* **WRITTEN PROBLEM**
Extract from the listing each line in which the word "question" appears.

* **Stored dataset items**
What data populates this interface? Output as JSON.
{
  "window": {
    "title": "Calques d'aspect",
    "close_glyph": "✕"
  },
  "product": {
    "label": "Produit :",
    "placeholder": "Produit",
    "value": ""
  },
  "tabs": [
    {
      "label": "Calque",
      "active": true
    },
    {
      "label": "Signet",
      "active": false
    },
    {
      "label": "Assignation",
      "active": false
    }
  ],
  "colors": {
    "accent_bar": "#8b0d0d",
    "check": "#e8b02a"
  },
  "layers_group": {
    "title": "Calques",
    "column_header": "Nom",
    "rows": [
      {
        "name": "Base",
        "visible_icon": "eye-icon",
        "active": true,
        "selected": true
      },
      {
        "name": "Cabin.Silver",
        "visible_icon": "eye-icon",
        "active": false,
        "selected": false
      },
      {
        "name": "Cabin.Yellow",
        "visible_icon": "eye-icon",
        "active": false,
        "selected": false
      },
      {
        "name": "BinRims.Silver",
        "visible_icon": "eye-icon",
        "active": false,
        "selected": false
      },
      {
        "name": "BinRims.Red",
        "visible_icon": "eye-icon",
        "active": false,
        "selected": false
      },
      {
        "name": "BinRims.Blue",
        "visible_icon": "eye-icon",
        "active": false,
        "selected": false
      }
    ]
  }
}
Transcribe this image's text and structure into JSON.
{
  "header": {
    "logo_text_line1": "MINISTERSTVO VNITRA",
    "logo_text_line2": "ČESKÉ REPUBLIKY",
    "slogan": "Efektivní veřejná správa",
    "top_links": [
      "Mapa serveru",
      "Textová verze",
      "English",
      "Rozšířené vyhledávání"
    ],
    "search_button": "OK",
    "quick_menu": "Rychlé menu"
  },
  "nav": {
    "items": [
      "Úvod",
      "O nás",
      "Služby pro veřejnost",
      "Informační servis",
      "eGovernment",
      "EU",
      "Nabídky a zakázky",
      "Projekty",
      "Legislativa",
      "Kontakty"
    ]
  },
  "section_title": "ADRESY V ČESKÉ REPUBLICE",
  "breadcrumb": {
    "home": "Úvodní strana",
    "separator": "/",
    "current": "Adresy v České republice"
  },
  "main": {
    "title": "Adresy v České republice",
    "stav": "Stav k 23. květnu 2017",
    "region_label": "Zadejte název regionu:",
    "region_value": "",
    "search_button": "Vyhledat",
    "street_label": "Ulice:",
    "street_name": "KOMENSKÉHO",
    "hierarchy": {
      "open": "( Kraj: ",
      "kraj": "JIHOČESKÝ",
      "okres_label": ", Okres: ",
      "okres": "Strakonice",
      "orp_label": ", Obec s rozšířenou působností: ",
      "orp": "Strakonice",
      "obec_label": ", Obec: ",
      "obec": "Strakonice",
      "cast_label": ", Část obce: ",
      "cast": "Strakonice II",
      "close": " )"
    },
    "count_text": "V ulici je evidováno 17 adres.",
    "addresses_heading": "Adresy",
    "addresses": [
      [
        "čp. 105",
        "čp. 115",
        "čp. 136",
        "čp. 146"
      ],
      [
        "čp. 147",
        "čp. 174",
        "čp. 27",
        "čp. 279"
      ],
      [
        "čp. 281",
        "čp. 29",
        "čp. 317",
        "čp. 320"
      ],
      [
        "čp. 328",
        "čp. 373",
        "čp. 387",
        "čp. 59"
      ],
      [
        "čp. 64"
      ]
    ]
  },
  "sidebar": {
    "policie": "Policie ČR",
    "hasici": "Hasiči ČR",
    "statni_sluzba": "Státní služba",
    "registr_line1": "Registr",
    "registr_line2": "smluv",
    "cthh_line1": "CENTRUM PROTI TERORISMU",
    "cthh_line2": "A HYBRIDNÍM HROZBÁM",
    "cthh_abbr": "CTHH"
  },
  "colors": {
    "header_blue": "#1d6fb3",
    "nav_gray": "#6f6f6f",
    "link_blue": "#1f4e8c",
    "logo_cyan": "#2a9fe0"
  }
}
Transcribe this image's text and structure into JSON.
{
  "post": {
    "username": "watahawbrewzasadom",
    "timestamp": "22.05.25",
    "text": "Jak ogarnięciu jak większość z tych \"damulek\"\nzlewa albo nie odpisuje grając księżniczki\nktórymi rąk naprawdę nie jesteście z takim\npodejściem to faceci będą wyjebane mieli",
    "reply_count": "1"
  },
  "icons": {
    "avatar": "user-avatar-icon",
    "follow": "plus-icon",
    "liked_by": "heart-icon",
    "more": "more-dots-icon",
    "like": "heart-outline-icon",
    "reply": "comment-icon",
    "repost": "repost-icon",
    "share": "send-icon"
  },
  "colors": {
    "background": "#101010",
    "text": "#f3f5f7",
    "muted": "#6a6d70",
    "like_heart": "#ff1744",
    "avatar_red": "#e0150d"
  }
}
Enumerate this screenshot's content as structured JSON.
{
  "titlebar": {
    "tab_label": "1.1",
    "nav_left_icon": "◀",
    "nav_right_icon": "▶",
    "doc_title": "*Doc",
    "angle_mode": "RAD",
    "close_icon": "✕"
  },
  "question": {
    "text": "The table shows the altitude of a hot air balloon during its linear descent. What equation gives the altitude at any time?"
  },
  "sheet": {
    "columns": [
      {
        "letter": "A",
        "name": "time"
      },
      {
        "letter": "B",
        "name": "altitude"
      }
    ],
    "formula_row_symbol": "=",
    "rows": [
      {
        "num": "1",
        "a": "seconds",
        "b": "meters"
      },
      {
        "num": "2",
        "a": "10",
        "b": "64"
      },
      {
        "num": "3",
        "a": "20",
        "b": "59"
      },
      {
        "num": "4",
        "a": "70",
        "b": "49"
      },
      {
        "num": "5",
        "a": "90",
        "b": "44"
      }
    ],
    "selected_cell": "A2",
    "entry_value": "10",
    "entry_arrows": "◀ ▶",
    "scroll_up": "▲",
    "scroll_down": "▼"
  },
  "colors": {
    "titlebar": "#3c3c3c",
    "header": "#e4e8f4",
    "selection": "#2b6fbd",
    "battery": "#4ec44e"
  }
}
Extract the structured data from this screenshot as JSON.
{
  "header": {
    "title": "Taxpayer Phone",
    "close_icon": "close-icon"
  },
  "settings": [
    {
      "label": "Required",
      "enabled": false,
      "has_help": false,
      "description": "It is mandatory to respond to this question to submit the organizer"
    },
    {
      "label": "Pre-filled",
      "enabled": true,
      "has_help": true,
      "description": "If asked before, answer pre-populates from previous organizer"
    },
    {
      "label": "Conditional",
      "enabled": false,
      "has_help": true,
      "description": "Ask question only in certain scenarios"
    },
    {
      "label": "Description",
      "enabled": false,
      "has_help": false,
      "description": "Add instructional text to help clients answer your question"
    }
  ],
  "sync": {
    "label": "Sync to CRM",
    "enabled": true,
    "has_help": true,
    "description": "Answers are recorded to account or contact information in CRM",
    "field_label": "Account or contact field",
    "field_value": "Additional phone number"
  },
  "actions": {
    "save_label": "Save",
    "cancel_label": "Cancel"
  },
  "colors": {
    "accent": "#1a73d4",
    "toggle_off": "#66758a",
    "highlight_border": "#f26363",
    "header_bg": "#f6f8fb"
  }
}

* **THE RESULT**
  "question": {
      "description": "It is mandatory to respond to this question to submit the organizer"
      "description": "Ask question only in certain scenarios"
      "description": "Add instructional text to help clients answer your question"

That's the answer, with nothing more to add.